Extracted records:

+++

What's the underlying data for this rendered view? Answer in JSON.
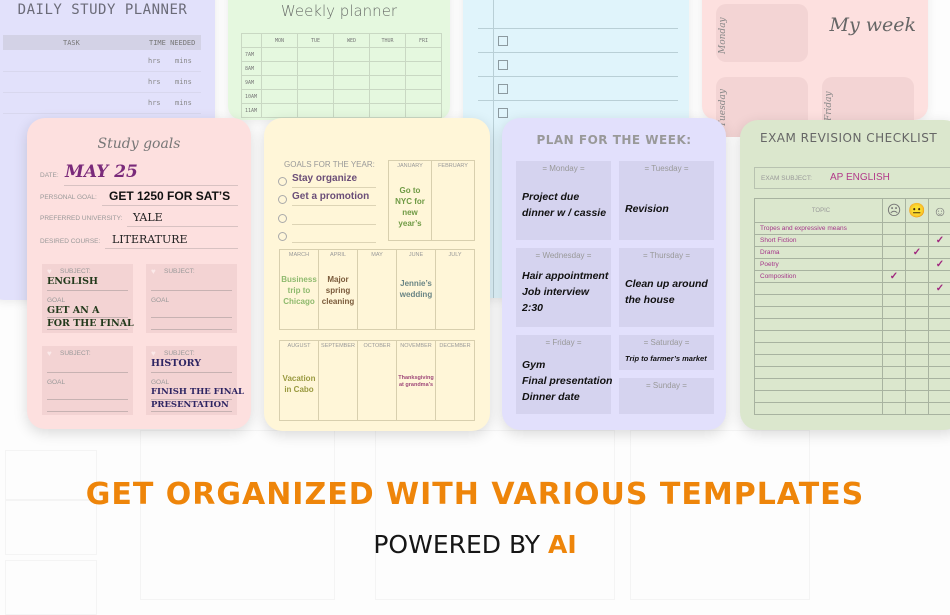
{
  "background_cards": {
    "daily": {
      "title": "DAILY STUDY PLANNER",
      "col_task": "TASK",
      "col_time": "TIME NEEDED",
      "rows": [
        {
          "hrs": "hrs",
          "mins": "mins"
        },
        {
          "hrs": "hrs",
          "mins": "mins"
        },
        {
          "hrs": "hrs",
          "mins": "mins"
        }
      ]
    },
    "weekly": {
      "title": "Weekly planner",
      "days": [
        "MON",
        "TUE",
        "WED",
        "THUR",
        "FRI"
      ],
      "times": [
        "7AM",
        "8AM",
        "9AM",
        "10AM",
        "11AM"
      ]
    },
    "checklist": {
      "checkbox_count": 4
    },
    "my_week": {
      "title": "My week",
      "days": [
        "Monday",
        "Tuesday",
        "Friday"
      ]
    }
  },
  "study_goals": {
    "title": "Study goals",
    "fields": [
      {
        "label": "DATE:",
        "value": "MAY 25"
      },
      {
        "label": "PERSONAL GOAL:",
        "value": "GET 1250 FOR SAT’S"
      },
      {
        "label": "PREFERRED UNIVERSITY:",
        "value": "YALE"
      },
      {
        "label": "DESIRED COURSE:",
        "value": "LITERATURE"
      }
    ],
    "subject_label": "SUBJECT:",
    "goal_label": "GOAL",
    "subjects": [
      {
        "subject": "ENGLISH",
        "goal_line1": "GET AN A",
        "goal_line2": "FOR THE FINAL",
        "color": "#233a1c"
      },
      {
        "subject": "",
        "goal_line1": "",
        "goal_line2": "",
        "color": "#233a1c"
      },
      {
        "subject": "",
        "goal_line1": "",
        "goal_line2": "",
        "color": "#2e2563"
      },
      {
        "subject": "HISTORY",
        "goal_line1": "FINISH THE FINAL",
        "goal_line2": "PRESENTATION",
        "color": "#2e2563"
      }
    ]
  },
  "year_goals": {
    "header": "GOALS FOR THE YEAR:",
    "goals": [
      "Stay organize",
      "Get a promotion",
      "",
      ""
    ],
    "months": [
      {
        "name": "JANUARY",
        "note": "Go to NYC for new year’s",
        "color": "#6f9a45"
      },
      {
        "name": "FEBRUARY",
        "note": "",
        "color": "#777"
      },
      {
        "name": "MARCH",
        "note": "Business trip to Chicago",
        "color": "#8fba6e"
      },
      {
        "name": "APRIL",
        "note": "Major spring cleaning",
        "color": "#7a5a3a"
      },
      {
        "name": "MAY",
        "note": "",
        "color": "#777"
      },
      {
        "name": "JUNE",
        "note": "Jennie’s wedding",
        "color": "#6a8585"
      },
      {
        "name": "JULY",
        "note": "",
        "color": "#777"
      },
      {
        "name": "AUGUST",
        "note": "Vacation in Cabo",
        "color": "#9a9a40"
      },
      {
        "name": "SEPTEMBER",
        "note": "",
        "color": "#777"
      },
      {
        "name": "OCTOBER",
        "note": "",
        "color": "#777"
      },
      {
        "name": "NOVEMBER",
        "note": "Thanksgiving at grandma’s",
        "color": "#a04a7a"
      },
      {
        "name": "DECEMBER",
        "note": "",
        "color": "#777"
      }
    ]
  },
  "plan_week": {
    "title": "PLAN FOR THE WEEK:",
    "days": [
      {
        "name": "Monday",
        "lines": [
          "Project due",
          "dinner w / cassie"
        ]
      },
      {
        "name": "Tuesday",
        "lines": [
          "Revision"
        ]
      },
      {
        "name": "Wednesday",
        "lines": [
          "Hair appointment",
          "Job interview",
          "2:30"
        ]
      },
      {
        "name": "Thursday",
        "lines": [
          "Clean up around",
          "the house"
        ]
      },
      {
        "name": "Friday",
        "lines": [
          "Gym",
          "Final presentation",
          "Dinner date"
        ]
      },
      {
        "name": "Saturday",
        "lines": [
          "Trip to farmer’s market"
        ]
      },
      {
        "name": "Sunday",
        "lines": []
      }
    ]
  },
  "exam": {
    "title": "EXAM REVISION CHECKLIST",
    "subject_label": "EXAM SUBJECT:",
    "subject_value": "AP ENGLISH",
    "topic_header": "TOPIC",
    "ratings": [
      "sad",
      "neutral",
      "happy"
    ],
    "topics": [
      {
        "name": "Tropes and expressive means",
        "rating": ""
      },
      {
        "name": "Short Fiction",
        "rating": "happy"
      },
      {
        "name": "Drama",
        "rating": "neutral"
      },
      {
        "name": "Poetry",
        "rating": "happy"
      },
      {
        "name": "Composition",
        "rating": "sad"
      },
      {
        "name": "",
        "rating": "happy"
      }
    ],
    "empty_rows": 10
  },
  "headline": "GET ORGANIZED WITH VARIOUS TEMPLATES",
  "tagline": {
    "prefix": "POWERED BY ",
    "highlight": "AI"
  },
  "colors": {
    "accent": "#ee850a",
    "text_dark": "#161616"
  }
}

+++

Goal of the exercise: Leave out the pictures and copy everything else in the records word for word.

Task solution:
What's the underlying data for this rendered view? Answer in JSON.
{
  "background_cards": {
    "daily": {
      "title": "DAILY STUDY PLANNER",
      "col_task": "TASK",
      "col_time": "TIME NEEDED",
      "rows": [
        {
          "hrs": "hrs",
          "mins": "mins"
        },
        {
          "hrs": "hrs",
          "mins": "mins"
        },
        {
          "hrs": "hrs",
          "mins": "mins"
        }
      ]
    },
    "weekly": {
      "title": "Weekly planner",
      "days": [
        "MON",
        "TUE",
        "WED",
        "THUR",
        "FRI"
      ],
      "times": [
        "7AM",
        "8AM",
        "9AM",
        "10AM",
        "11AM"
      ]
    },
    "checklist": {
      "checkbox_count": 4
    },
    "my_week": {
      "title": "My week",
      "days": [
        "Monday",
        "Tuesday",
        "Friday"
      ]
    }
  },
  "study_goals": {
    "title": "Study goals",
    "fields": [
      {
        "label": "DATE:",
        "value": "MAY 25"
      },
      {
        "label": "PERSONAL GOAL:",
        "value": "GET 1250 FOR SAT’S"
      },
      {
        "label": "PREFERRED UNIVERSITY:",
        "value": "YALE"
      },
      {
        "label": "DESIRED COURSE:",
        "value": "LITERATURE"
      }
    ],
    "subject_label": "SUBJECT:",
    "goal_label": "GOAL",
    "subjects": [
      {
        "subject": "ENGLISH",
        "goal_line1": "GET AN A",
        "goal_line2": "FOR THE FINAL",
        "color": "#233a1c"
      },
      {
        "subject": "",
        "goal_line1": "",
        "goal_line2": "",
        "color": "#233a1c"
      },
      {
        "subject": "",
        "goal_line1": "",
        "goal_line2": "",
        "color": "#2e2563"
      },
      {
        "subject": "HISTORY",
        "goal_line1": "FINISH THE FINAL",
        "goal_line2": "PRESENTATION",
        "color": "#2e2563"
      }
    ]
  },
  "year_goals": {
    "header": "GOALS FOR THE YEAR:",
    "goals": [
      "Stay organize",
      "Get a promotion",
      "",
      ""
    ],
    "months": [
      {
        "name": "JANUARY",
        "note": "Go to NYC for new year’s",
        "color": "#6f9a45"
      },
      {
        "name": "FEBRUARY",
        "note": "",
        "color": "#777"
      },
      {
        "name": "MARCH",
        "note": "Business trip to Chicago",
        "color": "#8fba6e"
      },
      {
        "name": "APRIL",
        "note": "Major spring cleaning",
        "color": "#7a5a3a"
      },
      {
        "name": "MAY",
        "note": "",
        "color": "#777"
      },
      {
        "name": "JUNE",
        "note": "Jennie’s wedding",
        "color": "#6a8585"
      },
      {
        "name": "JULY",
        "note": "",
        "color": "#777"
      },
      {
        "name": "AUGUST",
        "note": "Vacation in Cabo",
        "color": "#9a9a40"
      },
      {
        "name": "SEPTEMBER",
        "note": "",
        "color": "#777"
      },
      {
        "name": "OCTOBER",
        "note": "",
        "color": "#777"
      },
      {
        "name": "NOVEMBER",
        "note": "Thanksgiving at grandma’s",
        "color": "#a04a7a"
      },
      {
        "name": "DECEMBER",
        "note": "",
        "color": "#777"
      }
    ]
  },
  "plan_week": {
    "title": "PLAN FOR THE WEEK:",
    "days": [
      {
        "name": "Monday",
        "lines": [
          "Project due",
          "dinner w / cassie"
        ]
      },
      {
        "name": "Tuesday",
        "lines": [
          "Revision"
        ]
      },
      {
        "name": "Wednesday",
        "lines": [
          "Hair appointment",
          "Job interview",
          "2:30"
        ]
      },
      {
        "name": "Thursday",
        "lines": [
          "Clean up around",
          "the house"
        ]
      },
      {
        "name": "Friday",
        "lines": [
          "Gym",
          "Final presentation",
          "Dinner date"
        ]
      },
      {
        "name": "Saturday",
        "lines": [
          "Trip to farmer’s market"
        ]
      },
      {
        "name": "Sunday",
        "lines": []
      }
    ]
  },
  "exam": {
    "title": "EXAM REVISION CHECKLIST",
    "subject_label": "EXAM SUBJECT:",
    "subject_value": "AP ENGLISH",
    "topic_header": "TOPIC",
    "ratings": [
      "sad",
      "neutral",
      "happy"
    ],
    "topics": [
      {
        "name": "Tropes and expressive means",
        "rating": ""
      },
      {
        "name": "Short Fiction",
        "rating": "happy"
      },
      {
        "name": "Drama",
        "rating": "neutral"
      },
      {
        "name": "Poetry",
        "rating": "happy"
      },
      {
        "name": "Composition",
        "rating": "sad"
      },
      {
        "name": "",
        "rating": "happy"
      }
    ],
    "empty_rows": 10
  },
  "headline": "GET ORGANIZED WITH VARIOUS TEMPLATES",
  "tagline": {
    "prefix": "POWERED BY ",
    "highlight": "AI"
  },
  "colors": {
    "accent": "#ee850a",
    "text_dark": "#161616"
  }
}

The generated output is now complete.